- **WORK TO COMPLETE**
The answer should consist of each line below that contains the word "link".

[Document structure recognition data]
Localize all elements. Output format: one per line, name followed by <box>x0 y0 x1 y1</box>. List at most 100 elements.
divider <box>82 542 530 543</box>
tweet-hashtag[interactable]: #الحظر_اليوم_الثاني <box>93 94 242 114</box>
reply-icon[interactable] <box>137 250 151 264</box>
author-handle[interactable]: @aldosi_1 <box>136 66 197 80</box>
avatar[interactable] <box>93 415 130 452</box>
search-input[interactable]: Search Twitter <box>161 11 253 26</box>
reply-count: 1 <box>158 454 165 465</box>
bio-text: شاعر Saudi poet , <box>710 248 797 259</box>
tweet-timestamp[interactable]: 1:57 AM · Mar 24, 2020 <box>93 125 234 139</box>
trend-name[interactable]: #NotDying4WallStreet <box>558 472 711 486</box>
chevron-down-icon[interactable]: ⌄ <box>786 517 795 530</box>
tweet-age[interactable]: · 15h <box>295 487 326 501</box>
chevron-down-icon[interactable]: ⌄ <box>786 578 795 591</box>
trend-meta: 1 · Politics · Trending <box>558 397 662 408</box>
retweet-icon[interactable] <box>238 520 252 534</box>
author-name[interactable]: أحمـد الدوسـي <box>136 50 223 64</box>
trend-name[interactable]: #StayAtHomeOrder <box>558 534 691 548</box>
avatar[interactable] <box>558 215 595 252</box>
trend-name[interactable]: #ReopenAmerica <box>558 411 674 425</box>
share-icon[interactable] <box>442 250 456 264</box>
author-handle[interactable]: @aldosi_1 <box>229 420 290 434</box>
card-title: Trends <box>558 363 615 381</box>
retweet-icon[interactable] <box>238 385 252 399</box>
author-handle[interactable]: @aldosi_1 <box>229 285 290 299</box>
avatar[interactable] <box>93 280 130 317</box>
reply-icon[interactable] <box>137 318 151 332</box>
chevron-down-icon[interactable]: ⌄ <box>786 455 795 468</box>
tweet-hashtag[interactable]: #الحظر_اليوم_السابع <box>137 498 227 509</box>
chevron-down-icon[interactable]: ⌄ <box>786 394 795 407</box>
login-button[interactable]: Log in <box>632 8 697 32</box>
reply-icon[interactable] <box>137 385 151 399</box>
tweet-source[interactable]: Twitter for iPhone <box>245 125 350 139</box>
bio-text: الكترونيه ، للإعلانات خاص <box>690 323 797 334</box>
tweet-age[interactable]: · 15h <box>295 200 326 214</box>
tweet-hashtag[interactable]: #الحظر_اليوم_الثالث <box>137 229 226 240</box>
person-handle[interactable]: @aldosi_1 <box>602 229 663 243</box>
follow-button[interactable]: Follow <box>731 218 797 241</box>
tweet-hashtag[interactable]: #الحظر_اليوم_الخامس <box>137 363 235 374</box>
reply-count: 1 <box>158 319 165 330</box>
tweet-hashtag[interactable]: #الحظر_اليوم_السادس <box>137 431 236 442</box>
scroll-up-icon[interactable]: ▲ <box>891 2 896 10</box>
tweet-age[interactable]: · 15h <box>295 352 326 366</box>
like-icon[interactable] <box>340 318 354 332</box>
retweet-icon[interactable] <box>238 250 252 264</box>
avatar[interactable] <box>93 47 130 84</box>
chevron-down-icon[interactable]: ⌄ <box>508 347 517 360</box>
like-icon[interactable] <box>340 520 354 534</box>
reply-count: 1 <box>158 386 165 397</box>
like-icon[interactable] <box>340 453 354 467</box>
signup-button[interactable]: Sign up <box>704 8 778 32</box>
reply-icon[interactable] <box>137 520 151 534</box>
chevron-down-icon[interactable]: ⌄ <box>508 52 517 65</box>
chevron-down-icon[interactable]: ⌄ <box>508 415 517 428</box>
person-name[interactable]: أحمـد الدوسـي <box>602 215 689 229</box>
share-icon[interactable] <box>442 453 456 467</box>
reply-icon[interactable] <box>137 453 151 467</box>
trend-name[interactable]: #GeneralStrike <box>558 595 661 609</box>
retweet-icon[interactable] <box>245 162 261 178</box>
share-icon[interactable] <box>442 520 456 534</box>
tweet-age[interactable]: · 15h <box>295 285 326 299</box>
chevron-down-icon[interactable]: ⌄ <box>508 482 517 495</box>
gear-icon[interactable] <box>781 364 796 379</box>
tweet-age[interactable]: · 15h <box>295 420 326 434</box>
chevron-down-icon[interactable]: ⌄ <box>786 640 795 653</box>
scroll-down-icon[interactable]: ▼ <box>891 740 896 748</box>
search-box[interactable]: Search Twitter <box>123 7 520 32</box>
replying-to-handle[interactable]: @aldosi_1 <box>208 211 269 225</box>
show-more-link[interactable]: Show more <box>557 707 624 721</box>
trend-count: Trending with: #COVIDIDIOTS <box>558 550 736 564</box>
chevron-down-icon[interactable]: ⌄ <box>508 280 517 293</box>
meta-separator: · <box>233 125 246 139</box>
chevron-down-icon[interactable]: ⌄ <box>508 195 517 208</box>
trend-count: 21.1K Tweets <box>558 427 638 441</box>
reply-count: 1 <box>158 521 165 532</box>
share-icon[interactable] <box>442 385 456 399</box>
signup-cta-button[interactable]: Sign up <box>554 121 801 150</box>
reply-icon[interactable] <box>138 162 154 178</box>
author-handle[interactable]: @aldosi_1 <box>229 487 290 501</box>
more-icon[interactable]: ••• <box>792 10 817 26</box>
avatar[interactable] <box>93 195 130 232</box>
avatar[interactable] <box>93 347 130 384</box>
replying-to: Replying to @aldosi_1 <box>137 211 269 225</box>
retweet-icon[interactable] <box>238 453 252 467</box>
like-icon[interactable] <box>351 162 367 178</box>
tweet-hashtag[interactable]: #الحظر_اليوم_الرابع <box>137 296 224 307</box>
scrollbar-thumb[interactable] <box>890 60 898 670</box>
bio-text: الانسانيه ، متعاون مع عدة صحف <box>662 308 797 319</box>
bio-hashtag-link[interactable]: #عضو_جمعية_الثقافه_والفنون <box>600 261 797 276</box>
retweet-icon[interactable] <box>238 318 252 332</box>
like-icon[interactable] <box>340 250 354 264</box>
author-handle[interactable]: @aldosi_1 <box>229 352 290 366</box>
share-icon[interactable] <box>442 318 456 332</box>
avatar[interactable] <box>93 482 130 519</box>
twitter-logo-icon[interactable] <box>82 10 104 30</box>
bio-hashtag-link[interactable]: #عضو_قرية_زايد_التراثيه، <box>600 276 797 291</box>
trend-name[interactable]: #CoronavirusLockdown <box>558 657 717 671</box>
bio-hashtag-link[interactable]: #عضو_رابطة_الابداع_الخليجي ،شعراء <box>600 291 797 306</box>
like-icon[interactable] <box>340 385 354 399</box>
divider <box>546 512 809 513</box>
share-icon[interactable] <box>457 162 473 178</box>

- **THE ANSWER**
show-more-link[interactable]: Show more <box>557 707 624 721</box>
bio-hashtag-link[interactable]: #عضو_جمعية_الثقافه_والفنون <box>600 261 797 276</box>
bio-hashtag-link[interactable]: #عضو_قرية_زايد_التراثيه، <box>600 276 797 291</box>
bio-hashtag-link[interactable]: #عضو_رابطة_الابداع_الخليجي ،شعراء <box>600 291 797 306</box>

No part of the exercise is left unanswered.